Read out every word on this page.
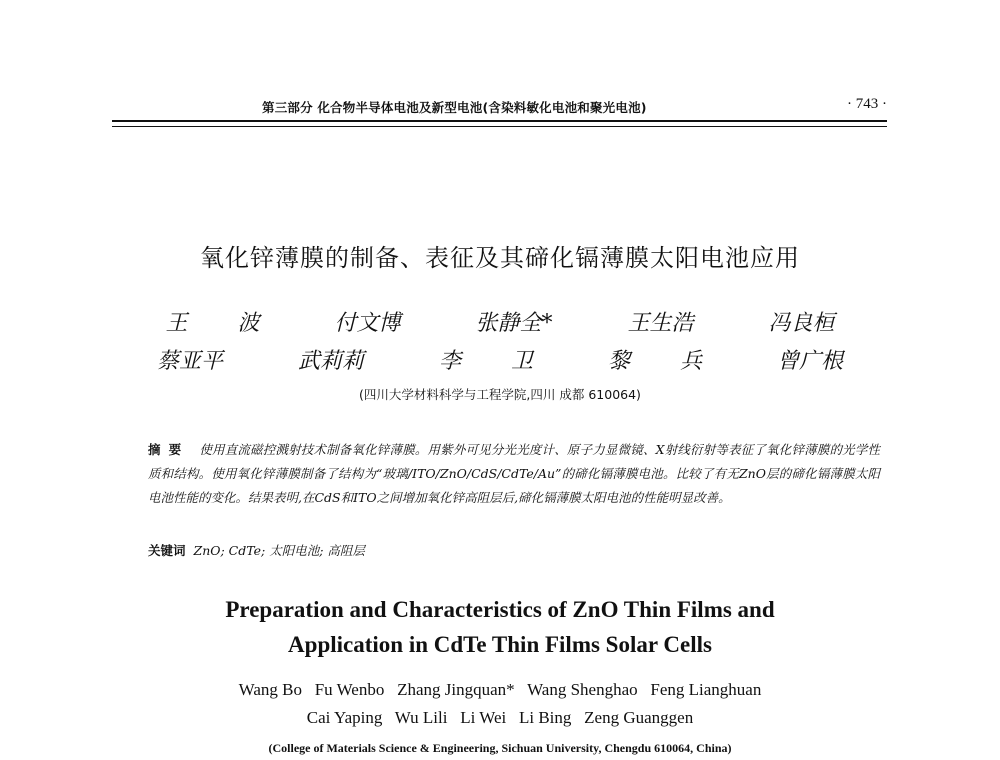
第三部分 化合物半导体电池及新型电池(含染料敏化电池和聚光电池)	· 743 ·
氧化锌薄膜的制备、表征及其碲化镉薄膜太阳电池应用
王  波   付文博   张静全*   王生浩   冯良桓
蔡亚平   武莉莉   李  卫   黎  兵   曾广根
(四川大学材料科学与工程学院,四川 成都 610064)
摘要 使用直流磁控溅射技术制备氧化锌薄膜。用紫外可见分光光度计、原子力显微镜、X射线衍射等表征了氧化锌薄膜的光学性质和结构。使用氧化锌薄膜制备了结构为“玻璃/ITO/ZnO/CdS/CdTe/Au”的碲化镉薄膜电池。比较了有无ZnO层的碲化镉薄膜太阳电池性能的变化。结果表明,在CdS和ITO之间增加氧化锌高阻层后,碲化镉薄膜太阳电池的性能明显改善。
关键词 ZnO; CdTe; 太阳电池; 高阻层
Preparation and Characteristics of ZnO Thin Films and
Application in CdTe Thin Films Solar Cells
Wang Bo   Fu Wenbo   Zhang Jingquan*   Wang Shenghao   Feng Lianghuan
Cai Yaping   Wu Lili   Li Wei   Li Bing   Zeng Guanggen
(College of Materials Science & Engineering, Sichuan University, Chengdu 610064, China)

--

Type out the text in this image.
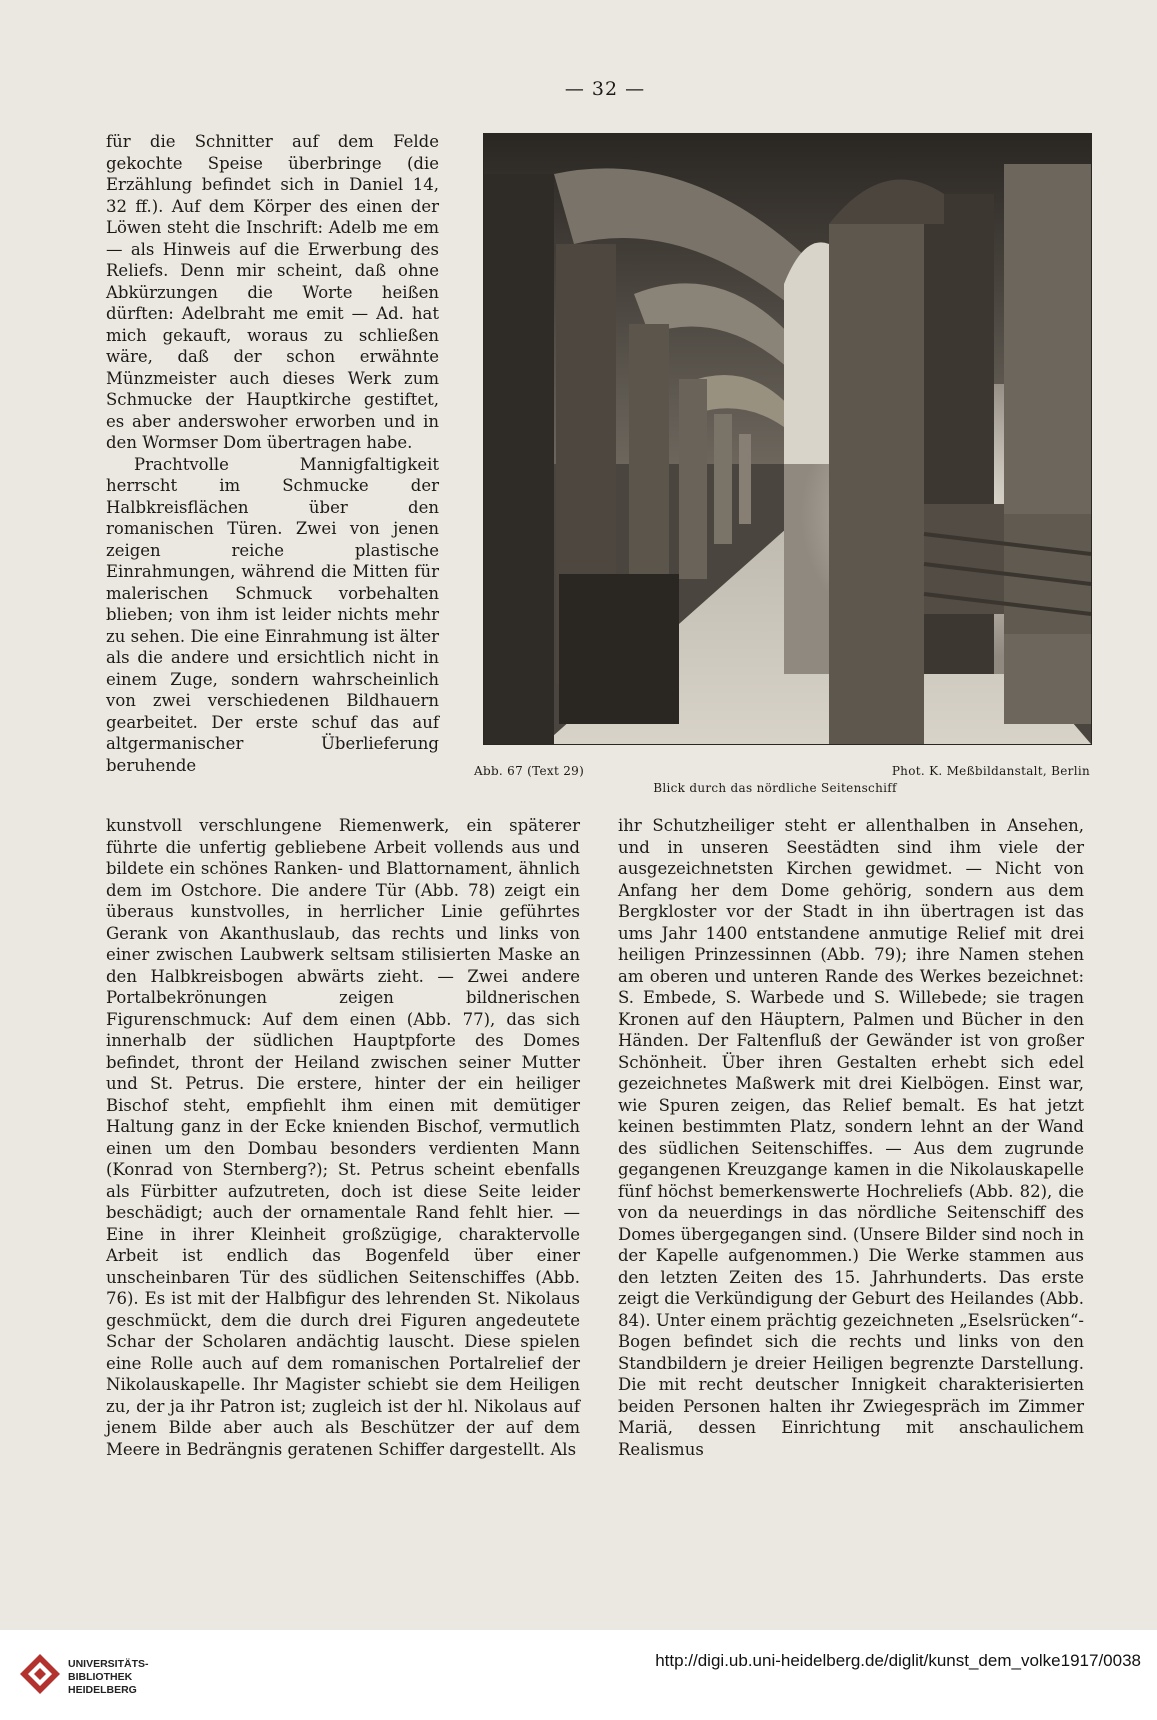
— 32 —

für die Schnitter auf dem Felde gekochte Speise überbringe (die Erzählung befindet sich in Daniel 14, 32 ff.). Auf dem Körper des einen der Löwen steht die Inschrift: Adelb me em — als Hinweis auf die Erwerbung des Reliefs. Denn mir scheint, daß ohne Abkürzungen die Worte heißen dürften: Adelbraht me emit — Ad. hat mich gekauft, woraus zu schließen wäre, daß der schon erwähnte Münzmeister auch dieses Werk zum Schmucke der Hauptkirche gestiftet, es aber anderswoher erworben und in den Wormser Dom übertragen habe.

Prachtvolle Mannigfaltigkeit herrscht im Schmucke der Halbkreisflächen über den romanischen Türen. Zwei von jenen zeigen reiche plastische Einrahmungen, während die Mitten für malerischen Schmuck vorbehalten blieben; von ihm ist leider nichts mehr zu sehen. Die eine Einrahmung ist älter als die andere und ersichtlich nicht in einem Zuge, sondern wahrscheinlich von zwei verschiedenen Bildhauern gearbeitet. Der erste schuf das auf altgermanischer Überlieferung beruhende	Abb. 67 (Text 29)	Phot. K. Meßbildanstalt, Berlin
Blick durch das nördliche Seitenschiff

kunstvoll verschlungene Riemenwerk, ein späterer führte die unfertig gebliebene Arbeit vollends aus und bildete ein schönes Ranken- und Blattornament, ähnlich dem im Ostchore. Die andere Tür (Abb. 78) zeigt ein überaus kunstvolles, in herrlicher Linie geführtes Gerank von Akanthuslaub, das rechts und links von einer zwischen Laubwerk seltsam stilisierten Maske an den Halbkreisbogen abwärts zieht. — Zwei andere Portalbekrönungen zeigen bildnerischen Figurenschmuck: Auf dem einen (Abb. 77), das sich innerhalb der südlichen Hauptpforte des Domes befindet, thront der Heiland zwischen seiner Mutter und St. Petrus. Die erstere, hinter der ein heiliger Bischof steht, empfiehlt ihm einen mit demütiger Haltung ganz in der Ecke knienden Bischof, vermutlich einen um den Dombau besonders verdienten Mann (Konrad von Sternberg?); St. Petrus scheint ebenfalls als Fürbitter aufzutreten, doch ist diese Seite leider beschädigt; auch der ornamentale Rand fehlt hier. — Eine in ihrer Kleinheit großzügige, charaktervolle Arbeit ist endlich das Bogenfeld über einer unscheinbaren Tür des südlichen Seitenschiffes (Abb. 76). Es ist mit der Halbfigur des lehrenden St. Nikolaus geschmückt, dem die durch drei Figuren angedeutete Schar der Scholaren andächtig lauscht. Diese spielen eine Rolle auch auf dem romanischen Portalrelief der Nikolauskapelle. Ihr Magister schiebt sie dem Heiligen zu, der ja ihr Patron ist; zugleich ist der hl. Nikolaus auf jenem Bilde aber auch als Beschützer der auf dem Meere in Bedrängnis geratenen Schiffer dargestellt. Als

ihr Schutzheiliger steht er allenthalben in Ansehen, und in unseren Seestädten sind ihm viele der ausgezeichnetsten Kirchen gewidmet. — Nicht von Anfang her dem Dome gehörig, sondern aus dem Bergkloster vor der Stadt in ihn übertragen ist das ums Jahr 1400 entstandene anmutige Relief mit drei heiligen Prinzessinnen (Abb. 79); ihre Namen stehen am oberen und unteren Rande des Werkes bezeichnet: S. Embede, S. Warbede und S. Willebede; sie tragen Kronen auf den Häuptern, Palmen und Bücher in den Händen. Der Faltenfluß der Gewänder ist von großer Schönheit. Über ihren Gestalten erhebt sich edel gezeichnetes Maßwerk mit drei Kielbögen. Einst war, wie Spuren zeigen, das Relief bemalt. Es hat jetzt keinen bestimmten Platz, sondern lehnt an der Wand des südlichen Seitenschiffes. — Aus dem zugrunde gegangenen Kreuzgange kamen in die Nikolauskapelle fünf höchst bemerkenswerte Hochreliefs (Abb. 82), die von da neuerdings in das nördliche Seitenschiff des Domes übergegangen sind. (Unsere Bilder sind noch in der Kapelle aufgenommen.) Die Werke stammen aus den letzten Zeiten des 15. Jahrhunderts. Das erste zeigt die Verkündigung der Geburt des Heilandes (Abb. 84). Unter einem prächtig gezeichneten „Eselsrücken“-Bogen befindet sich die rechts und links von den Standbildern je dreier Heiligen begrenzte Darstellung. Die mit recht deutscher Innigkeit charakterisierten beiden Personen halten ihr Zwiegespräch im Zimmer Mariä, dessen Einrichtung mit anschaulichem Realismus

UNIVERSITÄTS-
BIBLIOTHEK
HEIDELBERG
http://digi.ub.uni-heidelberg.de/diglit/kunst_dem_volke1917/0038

==

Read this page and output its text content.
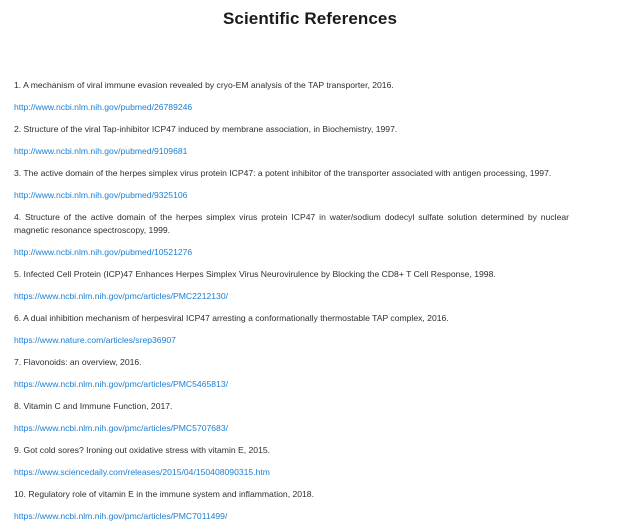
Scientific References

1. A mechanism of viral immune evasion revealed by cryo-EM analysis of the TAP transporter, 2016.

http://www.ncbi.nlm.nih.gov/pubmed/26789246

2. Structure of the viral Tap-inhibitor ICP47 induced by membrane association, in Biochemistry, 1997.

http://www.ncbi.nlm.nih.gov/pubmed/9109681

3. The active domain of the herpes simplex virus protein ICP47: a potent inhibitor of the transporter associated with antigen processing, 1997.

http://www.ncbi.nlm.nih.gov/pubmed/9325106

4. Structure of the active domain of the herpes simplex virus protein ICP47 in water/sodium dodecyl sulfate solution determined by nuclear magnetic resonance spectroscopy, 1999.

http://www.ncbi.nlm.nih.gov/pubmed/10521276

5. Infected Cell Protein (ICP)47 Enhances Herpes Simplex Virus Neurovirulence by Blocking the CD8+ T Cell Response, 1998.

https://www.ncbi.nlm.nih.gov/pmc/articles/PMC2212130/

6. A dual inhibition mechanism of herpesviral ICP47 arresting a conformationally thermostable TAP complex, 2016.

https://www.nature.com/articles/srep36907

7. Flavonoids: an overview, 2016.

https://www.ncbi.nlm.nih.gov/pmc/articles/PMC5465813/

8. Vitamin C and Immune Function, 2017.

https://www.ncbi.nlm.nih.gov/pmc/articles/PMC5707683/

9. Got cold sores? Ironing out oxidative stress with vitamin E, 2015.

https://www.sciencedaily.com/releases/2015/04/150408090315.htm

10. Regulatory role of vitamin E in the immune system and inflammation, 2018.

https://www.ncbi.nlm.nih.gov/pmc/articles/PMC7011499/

WORK TO COMPLETE -
Filter the records above for the string "this" and copy each matching line.

ANSWER FOR THE TASK -
Read out every word on this page.
Type out the text in this image.
Read this page and output its text content.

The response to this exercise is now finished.